◆ WHAT TO PRODUCE: Find the lines of data that contain the string "icon", then list them.

---

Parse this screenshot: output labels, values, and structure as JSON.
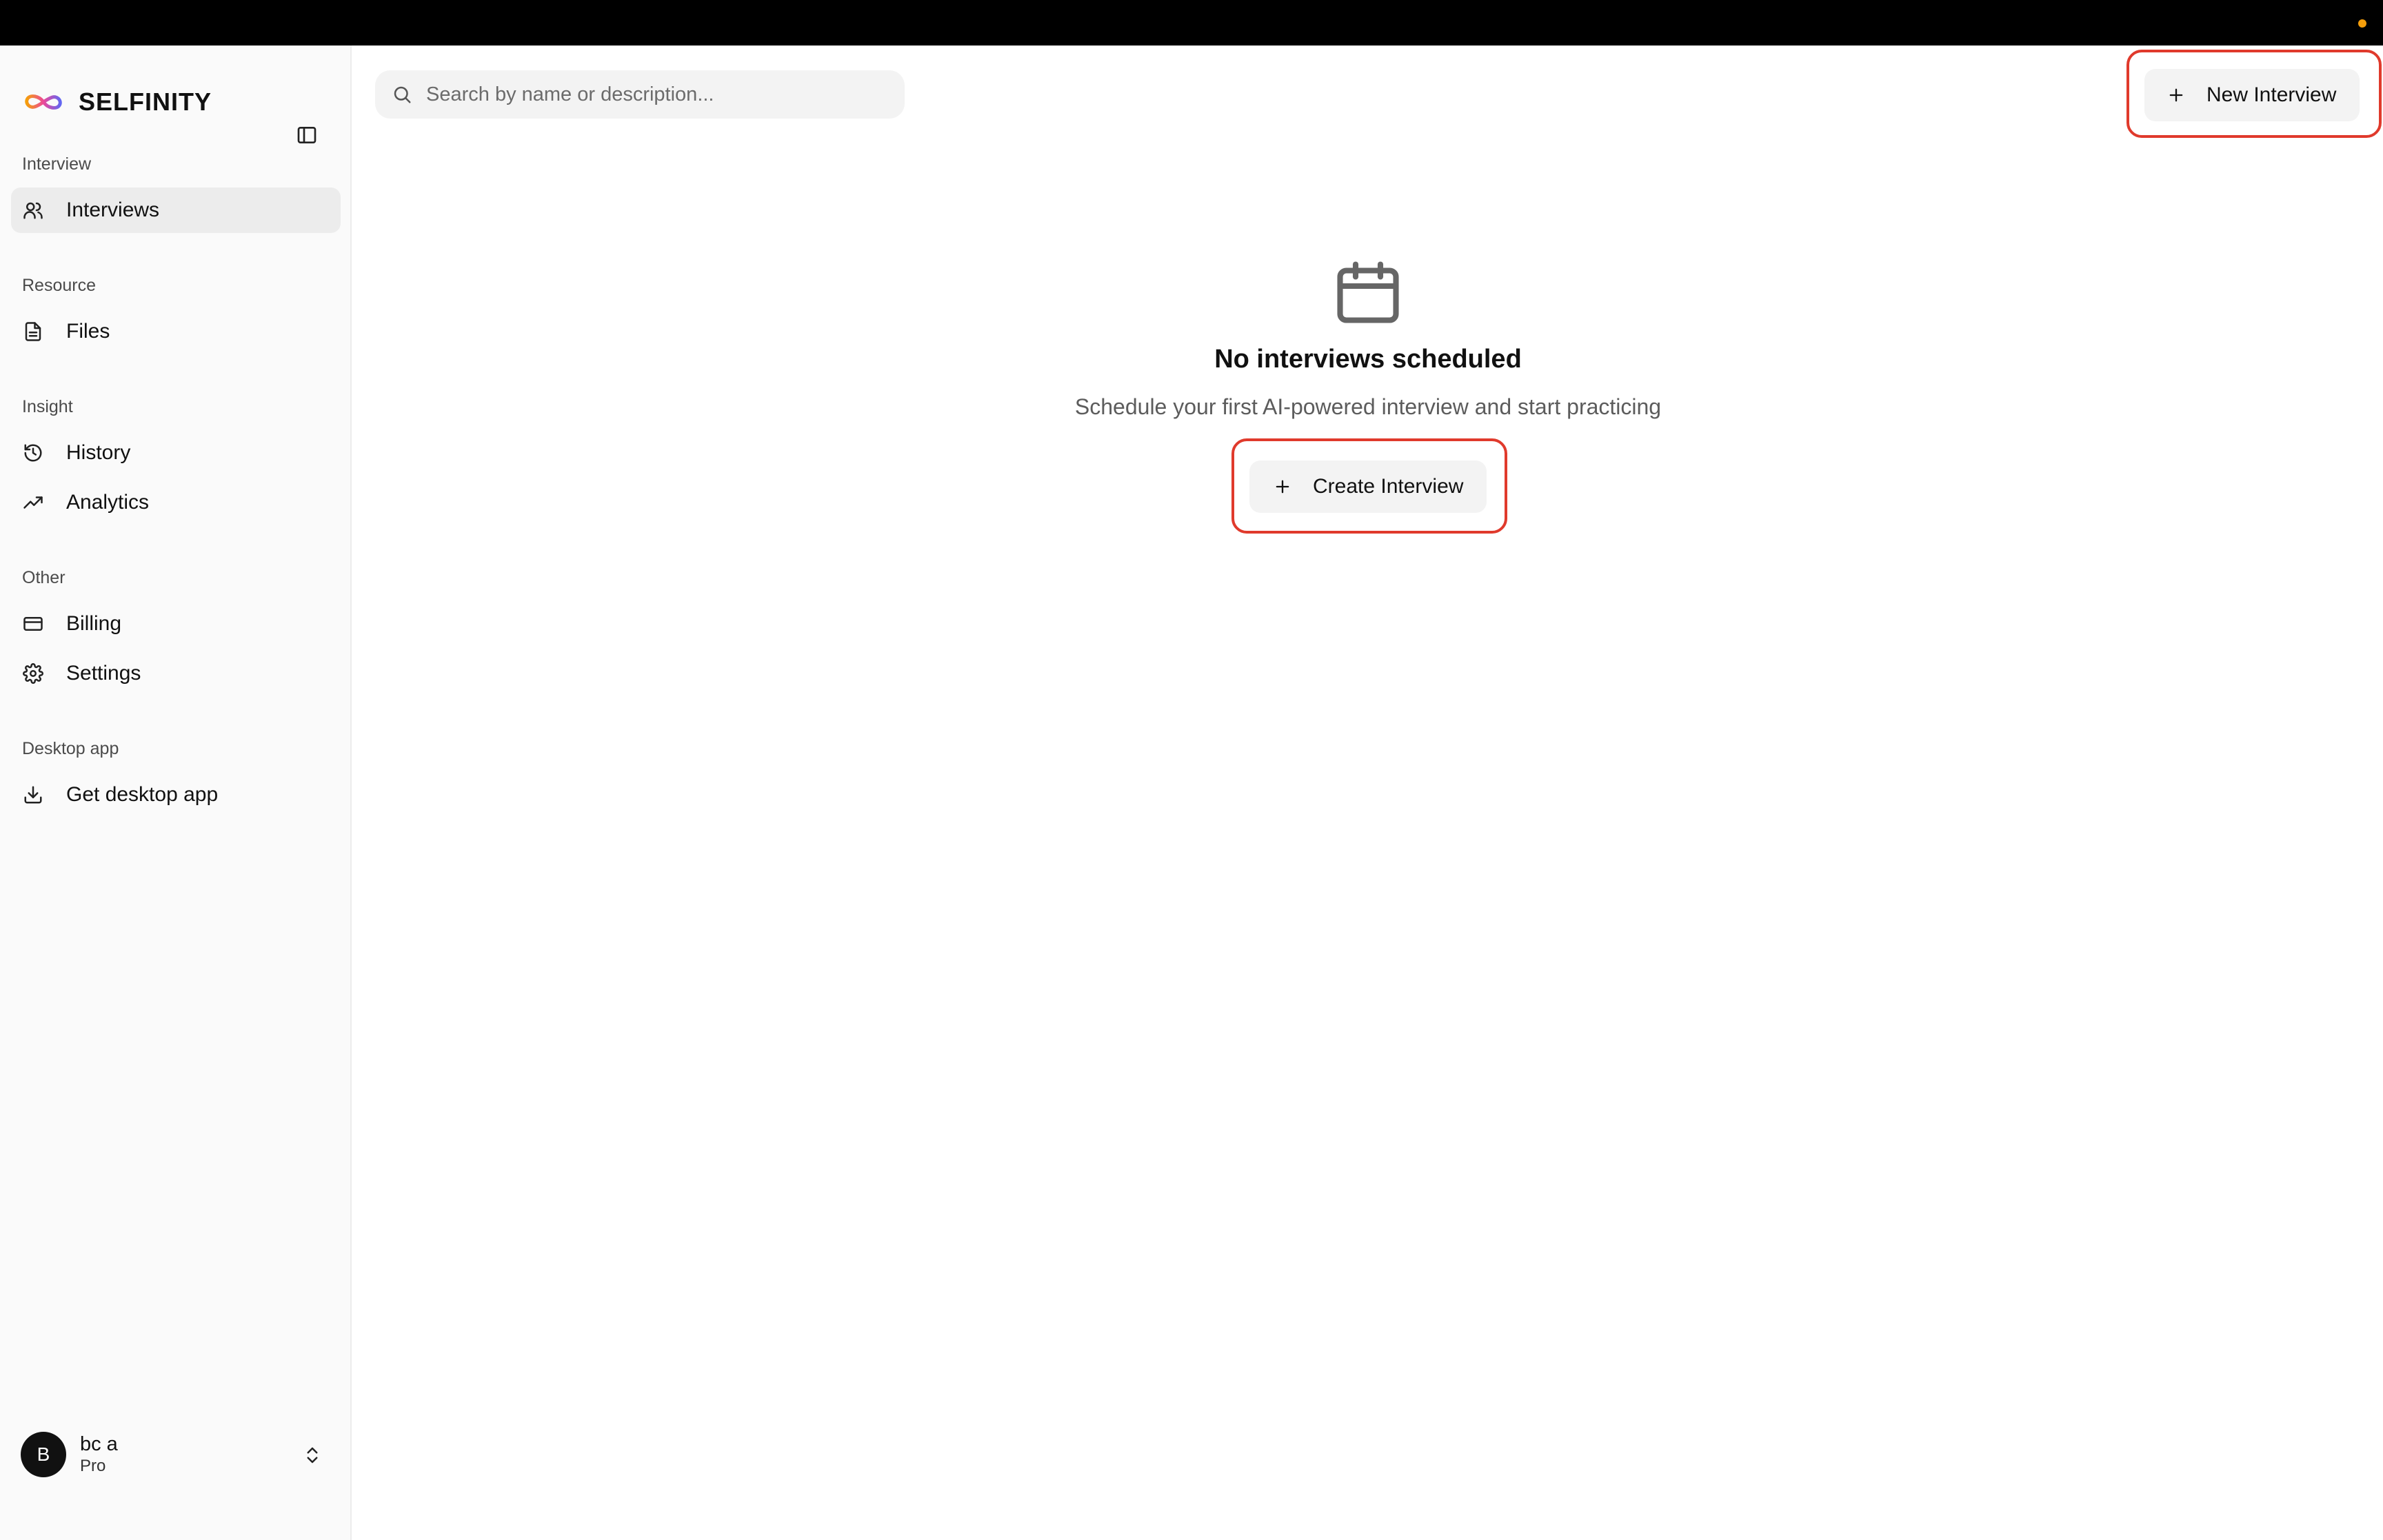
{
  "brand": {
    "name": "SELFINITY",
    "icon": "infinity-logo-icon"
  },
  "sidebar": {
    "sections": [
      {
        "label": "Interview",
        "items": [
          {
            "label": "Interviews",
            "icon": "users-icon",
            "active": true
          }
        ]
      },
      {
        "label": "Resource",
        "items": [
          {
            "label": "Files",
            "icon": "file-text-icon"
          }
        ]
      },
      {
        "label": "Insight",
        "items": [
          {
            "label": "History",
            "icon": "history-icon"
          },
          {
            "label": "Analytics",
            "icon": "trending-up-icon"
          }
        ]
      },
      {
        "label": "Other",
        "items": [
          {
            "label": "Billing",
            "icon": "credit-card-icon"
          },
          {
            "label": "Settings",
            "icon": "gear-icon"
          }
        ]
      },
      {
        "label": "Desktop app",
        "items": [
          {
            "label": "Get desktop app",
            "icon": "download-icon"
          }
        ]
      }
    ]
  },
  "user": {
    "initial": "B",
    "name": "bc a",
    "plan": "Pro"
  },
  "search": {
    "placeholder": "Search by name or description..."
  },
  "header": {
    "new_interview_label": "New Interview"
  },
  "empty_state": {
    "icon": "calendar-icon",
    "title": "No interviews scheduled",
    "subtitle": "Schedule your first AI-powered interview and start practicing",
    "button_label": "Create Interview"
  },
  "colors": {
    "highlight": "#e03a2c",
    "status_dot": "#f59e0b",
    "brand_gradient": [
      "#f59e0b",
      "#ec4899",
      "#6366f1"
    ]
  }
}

---

◆ PROBLEM SOLUTION:
    "icon": "infinity-logo-icon"
            "icon": "users-icon",
            "icon": "file-text-icon"
            "icon": "history-icon"
            "icon": "trending-up-icon"
            "icon": "credit-card-icon"
            "icon": "gear-icon"
            "icon": "download-icon"
    "icon": "calendar-icon",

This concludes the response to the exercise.